- **What is asked**
1) Repeat a passage of the accounting quiz word for word, beginning at the words "LO 2.2Owners have" and stopping after the words "legal business structure.".
2) In the accounting quiz, what dollar amount is given for the credit sale that question 5 asks the reader to assume?

- **Given text**
——

Multiple Choice
1.
LO 2.1Which of these statements is
not one of the financial
statements?
- income statement
- balance sheet
- statement of cash flows
- statement of owner investments
2.
LO 2.1Stakeholders are less likely to include
which of the following groups?
- owners
- employees
- community leaders
- competitors
3.
LO 2.1Identify the correct components of the
income statement.
- revenues, losses, expenses, and gains
- assets, liabilities, and owner’s equity
- revenues, expenses, investments by owners, distributions to
owners
- assets, liabilities, and dividends
4.
LO 2.1The balance sheet lists which of the
following?
- assets, liabilities, and owners’ equity
- revenues, expenses, gains, and losses
- assets, liabilities, and investments by owners
- revenues, expenses, gains, and distributions to owners
5.
LO 2.1Assume a company has a $350 credit (not
cash) sale. How would the transaction appear if the business
usesaccrual accounting?
- $350 would show up on the balance sheet as a sale.
- $350 would show up on the income statement as a sale.
- $350 would show up on the statement of cash flows as a cash
outflow.
- The transaction would not be reported because the cash was not
exchanged.
6.
LO 2.2Which of the following statements is
true?
- Tangible assets lack physical substance.
- Tangible assets will be consumed in a year or less.
- Tangible assets have physical substance.
- Tangible assets will be consumed in over a year.
7.
LO 2.2Owners have no personal liability under
which legal business structure?
- a corporation
- a partnership
- a sole proprietorship
- There is liability in every legal business structure.
8.
LO 2.2The accounting equation is expressed as
________.
- Assets + Liabilities = Owner’s Equity
- Assets – Noncurrent Assets = Liabilities
- Assets = Liabilities + Investments by Owners
- Assets = Liabilities + Owner’s Equity
9.
LO 2.2Which of the following decreases owner’s
equity?
- investments by owners
- losses
- gains
- short-term loans
10.
LO 2.2Exchanges of assets for assets have what
effect on equity?
- increase equity
- may have no impact on equity
- decrease equity
- There is no relationship between assets and equity.
11.
LO 2.2All of the following increase owner’s equity
except for which one?
- gains
- investments by owners
- revenues
- acquisitions of assets by incurring liabilities
12.
LO 2.3Which of the following is not an element of
the financial statements?
- future potential sales price of inventory
- assets
- liabilities
- equity
13.
LO 2.3Which of the following is the correct order
of preparing the financial statements?
- income statement, statement of cash flows, balance sheet,
statement of owner’s equity
- income statement, statement of owner’s equity, balance sheet,
statement of cash flows
- income statement, balance sheet, statement of owner’s equity,
statement of cash flows
- income statement, balance sheet, statement of cash flows,
statement of owner’s equity
14.
LO 2.3The three heading lines of financial
statements typically include which of the following?

——

- **Source excerpt**
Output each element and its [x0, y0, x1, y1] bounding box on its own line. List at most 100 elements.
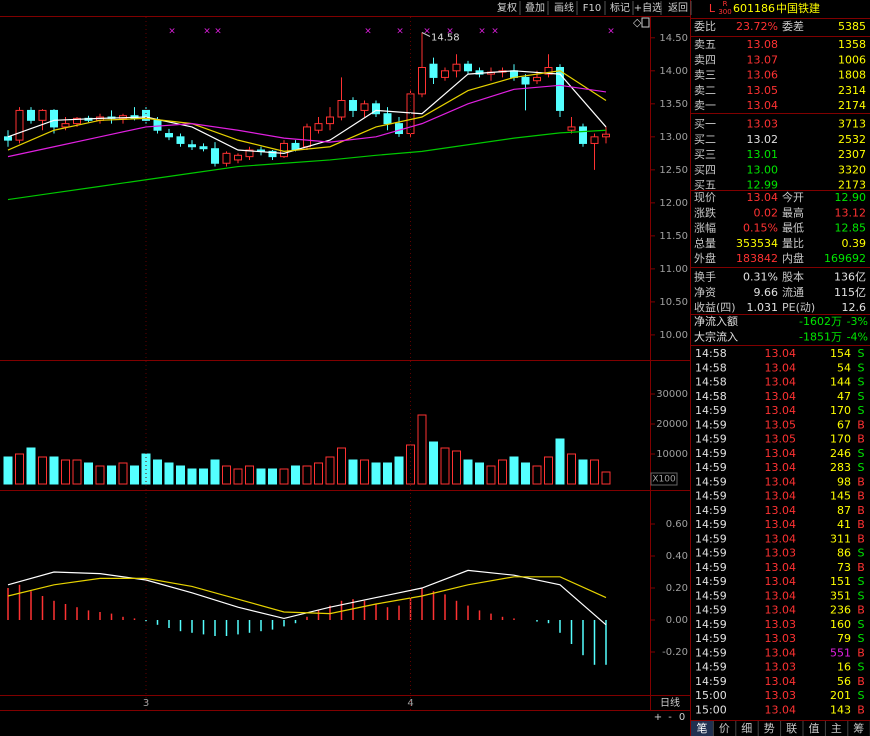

——

- **Exercise results**
1)
LO 2.2Owners have no personal liability under
which legal business structure?
- a corporation
- a partnership
- a sole proprietorship
- There is liability in every legal business structure.

2) $350